**WHAT THE TASK ASKS:**
Copy every record below exactly.

[Extracted data entries]

□ □ □

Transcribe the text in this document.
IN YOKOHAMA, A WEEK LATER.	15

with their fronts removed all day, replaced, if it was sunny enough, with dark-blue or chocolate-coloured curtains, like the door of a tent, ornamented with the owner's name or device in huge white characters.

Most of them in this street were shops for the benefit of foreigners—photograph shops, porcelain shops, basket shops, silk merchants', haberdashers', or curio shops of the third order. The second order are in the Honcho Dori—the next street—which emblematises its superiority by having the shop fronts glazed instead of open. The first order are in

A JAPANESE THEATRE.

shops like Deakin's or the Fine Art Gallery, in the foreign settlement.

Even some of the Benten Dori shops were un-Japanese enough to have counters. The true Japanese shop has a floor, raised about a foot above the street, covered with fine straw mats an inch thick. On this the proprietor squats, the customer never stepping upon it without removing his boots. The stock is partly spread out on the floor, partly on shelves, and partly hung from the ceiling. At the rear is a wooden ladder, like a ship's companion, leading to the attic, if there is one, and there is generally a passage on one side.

□ □ □

**ANSWER FOR THIS EXERCISE:**
Transcribe the text in this document.
IN YOKOHAMA, A WEEK LATER.	15

with their fronts removed all day, replaced, if it was sunny enough, with dark-blue or chocolate-coloured curtains, like the door of a tent, ornamented with the owner's name or device in huge white characters.

Most of them in this street were shops for the benefit of foreigners—photograph shops, porcelain shops, basket shops, silk merchants', haberdashers', or curio shops of the third order. The second order are in the Honcho Dori—the next street—which emblematises its superiority by having the shop fronts glazed instead of open. The first order are in

A JAPANESE THEATRE.

shops like Deakin's or the Fine Art Gallery, in the foreign settlement.

Even some of the Benten Dori shops were un-Japanese enough to have counters. The true Japanese shop has a floor, raised about a foot above the street, covered with fine straw mats an inch thick. On this the proprietor squats, the customer never stepping upon it without removing his boots. The stock is partly spread out on the floor, partly on shelves, and partly hung from the ceiling. At the rear is a wooden ladder, like a ship's companion, leading to the attic, if there is one, and there is generally a passage on one side.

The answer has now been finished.